Work required: Transcribe every line of the records verbatim.

Dataset excerpts:

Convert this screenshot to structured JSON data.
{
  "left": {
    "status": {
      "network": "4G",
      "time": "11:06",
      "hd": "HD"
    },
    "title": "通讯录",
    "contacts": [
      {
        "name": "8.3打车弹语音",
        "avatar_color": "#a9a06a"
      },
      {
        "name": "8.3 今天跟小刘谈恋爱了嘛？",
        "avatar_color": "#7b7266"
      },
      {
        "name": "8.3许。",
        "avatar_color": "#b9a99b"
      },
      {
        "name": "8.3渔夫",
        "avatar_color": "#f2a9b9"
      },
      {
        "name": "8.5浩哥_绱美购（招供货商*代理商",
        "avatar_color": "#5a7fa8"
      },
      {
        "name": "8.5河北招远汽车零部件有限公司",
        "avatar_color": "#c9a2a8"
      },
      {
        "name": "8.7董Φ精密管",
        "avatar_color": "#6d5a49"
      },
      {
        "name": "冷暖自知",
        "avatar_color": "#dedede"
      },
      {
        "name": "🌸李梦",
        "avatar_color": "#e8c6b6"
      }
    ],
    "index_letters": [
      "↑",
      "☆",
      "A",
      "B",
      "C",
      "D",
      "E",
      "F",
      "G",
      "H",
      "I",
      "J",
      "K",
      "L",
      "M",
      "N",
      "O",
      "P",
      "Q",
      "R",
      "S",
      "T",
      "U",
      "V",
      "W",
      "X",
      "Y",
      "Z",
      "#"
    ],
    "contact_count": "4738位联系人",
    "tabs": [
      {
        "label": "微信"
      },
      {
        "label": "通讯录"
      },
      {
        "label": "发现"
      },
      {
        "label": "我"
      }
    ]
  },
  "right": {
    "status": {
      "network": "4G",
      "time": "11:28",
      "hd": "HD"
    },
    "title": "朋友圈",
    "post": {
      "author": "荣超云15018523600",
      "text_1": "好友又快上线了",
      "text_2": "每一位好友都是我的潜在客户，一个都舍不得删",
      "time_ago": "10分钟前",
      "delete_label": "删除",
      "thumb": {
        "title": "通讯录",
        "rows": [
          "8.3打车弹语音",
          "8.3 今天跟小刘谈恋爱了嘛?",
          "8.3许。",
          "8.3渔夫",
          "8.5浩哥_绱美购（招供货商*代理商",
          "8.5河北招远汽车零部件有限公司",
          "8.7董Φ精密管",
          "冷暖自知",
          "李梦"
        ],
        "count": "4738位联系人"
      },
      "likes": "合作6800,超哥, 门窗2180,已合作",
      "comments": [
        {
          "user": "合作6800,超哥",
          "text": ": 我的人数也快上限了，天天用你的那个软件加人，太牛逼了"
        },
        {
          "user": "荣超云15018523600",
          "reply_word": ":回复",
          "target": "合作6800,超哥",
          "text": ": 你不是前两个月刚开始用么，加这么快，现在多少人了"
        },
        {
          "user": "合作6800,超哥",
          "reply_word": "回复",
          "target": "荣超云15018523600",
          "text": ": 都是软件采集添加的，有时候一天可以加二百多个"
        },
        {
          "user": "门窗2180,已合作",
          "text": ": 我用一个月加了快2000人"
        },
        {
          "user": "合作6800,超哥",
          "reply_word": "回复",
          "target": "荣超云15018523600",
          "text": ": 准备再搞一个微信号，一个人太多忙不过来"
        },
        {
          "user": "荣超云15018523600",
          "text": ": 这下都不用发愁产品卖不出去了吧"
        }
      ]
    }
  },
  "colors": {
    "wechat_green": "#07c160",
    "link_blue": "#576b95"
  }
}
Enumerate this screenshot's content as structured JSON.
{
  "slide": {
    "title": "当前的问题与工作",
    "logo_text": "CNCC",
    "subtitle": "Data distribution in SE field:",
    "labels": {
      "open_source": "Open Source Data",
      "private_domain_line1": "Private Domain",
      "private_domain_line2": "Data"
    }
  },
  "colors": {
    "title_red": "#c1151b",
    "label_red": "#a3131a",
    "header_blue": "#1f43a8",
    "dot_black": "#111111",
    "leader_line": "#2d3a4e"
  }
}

Exercise output:
Convert this screenshot to structured JSON data.
{
  "left": {
    "status": {
      "network": "4G",
      "time": "11:06",
      "hd": "HD"
    },
    "title": "通讯录",
    "contacts": [
      {
        "name": "8.3打车弹语音",
        "avatar_color": "#a9a06a"
      },
      {
        "name": "8.3 今天跟小刘谈恋爱了嘛？",
        "avatar_color": "#7b7266"
      },
      {
        "name": "8.3许。",
        "avatar_color": "#b9a99b"
      },
      {
        "name": "8.3渔夫",
        "avatar_color": "#f2a9b9"
      },
      {
        "name": "8.5浩哥_绱美购（招供货商*代理商",
        "avatar_color": "#5a7fa8"
      },
      {
        "name": "8.5河北招远汽车零部件有限公司",
        "avatar_color": "#c9a2a8"
      },
      {
        "name": "8.7董Φ精密管",
        "avatar_color": "#6d5a49"
      },
      {
        "name": "冷暖自知",
        "avatar_color": "#dedede"
      },
      {
        "name": "🌸李梦",
        "avatar_color": "#e8c6b6"
      }
    ],
    "index_letters": [
      "↑",
      "☆",
      "A",
      "B",
      "C",
      "D",
      "E",
      "F",
      "G",
      "H",
      "I",
      "J",
      "K",
      "L",
      "M",
      "N",
      "O",
      "P",
      "Q",
      "R",
      "S",
      "T",
      "U",
      "V",
      "W",
      "X",
      "Y",
      "Z",
      "#"
    ],
    "contact_count": "4738位联系人",
    "tabs": [
      {
        "label": "微信"
      },
      {
        "label": "通讯录"
      },
      {
        "label": "发现"
      },
      {
        "label": "我"
      }
    ]
  },
  "right": {
    "status": {
      "network": "4G",
      "time": "11:28",
      "hd": "HD"
    },
    "title": "朋友圈",
    "post": {
      "author": "荣超云15018523600",
      "text_1": "好友又快上线了",
      "text_2": "每一位好友都是我的潜在客户，一个都舍不得删",
      "time_ago": "10分钟前",
      "delete_label": "删除",
      "thumb": {
        "title": "通讯录",
        "rows": [
          "8.3打车弹语音",
          "8.3 今天跟小刘谈恋爱了嘛?",
          "8.3许。",
          "8.3渔夫",
          "8.5浩哥_绱美购（招供货商*代理商",
          "8.5河北招远汽车零部件有限公司",
          "8.7董Φ精密管",
          "冷暖自知",
          "李梦"
        ],
        "count": "4738位联系人"
      },
      "likes": "合作6800,超哥, 门窗2180,已合作",
      "comments": [
        {
          "user": "合作6800,超哥",
          "text": ": 我的人数也快上限了，天天用你的那个软件加人，太牛逼了"
        },
        {
          "user": "荣超云15018523600",
          "reply_word": ":回复",
          "target": "合作6800,超哥",
          "text": ": 你不是前两个月刚开始用么，加这么快，现在多少人了"
        },
        {
          "user": "合作6800,超哥",
          "reply_word": "回复",
          "target": "荣超云15018523600",
          "text": ": 都是软件采集添加的，有时候一天可以加二百多个"
        },
        {
          "user": "门窗2180,已合作",
          "text": ": 我用一个月加了快2000人"
        },
        {
          "user": "合作6800,超哥",
          "reply_word": "回复",
          "target": "荣超云15018523600",
          "text": ": 准备再搞一个微信号，一个人太多忙不过来"
        },
        {
          "user": "荣超云15018523600",
          "text": ": 这下都不用发愁产品卖不出去了吧"
        }
      ]
    }
  },
  "colors": {
    "wechat_green": "#07c160",
    "link_blue": "#576b95"
  }
}
Enumerate this screenshot's content as structured JSON.
{
  "slide": {
    "title": "当前的问题与工作",
    "logo_text": "CNCC",
    "subtitle": "Data distribution in SE field:",
    "labels": {
      "open_source": "Open Source Data",
      "private_domain_line1": "Private Domain",
      "private_domain_line2": "Data"
    }
  },
  "colors": {
    "title_red": "#c1151b",
    "label_red": "#a3131a",
    "header_blue": "#1f43a8",
    "dot_black": "#111111",
    "leader_line": "#2d3a4e"
  }
}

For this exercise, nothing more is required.